[Stored data entries]
● ● ● ● ● ● ●

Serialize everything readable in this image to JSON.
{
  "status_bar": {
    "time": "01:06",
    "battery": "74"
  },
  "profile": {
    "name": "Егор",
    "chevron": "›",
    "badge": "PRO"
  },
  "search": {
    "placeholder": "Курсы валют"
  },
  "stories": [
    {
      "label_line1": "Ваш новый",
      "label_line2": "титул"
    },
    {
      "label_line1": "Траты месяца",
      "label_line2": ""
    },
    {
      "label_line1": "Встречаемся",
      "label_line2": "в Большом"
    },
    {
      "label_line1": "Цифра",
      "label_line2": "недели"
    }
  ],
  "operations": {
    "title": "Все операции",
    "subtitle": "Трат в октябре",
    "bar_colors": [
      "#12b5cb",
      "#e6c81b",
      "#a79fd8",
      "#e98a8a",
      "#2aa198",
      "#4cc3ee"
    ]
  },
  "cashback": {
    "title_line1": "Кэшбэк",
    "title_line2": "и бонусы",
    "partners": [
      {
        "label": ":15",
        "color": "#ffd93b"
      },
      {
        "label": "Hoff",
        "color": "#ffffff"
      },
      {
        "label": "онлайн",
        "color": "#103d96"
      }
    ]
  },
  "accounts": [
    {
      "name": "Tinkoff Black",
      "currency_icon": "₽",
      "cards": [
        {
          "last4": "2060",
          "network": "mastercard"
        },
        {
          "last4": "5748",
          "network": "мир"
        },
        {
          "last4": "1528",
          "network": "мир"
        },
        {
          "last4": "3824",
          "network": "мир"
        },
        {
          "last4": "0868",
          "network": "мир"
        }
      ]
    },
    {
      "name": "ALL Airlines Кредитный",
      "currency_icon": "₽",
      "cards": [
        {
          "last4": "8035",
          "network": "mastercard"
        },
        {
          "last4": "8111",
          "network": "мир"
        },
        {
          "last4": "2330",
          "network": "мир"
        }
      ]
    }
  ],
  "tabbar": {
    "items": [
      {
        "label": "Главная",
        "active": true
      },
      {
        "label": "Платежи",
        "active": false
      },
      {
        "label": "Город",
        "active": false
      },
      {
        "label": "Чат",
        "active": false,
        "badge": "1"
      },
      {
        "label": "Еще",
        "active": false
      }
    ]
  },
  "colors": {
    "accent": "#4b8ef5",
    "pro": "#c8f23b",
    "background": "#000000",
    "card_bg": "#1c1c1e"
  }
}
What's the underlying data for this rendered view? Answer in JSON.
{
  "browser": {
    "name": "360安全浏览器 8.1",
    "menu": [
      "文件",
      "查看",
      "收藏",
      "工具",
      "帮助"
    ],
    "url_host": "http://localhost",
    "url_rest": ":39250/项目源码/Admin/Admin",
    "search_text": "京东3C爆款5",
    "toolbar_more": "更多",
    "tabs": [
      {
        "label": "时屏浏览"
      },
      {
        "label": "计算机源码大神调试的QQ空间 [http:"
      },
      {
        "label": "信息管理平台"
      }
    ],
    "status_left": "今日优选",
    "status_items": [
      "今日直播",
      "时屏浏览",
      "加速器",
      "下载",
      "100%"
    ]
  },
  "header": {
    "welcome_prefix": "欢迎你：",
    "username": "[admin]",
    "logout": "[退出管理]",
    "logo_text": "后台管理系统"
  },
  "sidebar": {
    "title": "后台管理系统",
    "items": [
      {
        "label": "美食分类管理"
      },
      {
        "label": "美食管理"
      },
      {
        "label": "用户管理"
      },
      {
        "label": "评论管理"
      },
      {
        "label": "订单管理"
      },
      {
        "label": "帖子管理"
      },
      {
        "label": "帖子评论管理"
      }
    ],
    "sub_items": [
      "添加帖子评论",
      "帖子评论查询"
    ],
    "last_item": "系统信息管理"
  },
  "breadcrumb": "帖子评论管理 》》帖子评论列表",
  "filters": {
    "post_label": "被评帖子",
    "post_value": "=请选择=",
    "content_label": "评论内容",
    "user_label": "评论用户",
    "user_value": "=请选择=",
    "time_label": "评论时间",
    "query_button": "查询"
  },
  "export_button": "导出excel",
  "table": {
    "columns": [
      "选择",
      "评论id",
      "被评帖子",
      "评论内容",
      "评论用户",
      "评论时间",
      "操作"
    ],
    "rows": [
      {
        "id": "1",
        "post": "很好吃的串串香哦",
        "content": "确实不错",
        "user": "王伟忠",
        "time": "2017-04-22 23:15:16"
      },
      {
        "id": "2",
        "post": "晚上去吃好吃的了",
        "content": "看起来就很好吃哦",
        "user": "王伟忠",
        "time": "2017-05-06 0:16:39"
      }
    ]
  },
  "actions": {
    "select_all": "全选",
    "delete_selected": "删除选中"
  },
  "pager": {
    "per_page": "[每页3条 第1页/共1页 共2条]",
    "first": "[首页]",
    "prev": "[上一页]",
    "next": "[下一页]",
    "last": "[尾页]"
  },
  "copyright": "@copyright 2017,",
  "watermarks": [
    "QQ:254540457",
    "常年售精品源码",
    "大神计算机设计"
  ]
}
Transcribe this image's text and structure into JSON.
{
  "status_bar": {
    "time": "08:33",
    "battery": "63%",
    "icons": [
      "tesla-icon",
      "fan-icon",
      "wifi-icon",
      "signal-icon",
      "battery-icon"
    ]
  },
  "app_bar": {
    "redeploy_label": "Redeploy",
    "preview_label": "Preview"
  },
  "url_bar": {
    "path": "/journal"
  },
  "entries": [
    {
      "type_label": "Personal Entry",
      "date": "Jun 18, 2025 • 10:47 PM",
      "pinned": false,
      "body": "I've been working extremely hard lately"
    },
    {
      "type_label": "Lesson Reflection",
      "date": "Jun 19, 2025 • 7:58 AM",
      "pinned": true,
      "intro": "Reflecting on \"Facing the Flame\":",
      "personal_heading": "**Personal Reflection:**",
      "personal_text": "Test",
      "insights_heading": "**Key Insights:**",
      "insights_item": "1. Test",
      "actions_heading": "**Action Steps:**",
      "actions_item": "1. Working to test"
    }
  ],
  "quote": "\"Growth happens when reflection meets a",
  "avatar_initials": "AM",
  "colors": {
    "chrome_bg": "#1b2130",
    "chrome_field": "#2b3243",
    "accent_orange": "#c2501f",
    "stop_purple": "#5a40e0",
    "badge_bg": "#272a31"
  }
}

● ● ● ● ● ● ●

• WHAT IS REQUIRED: Look for lines containing the string "JSON" and copy them all.

• THE RESULT:
Serialize everything readable in this image to JSON.
What's the underlying data for this rendered view? Answer in JSON.
Transcribe this image's text and structure into JSON.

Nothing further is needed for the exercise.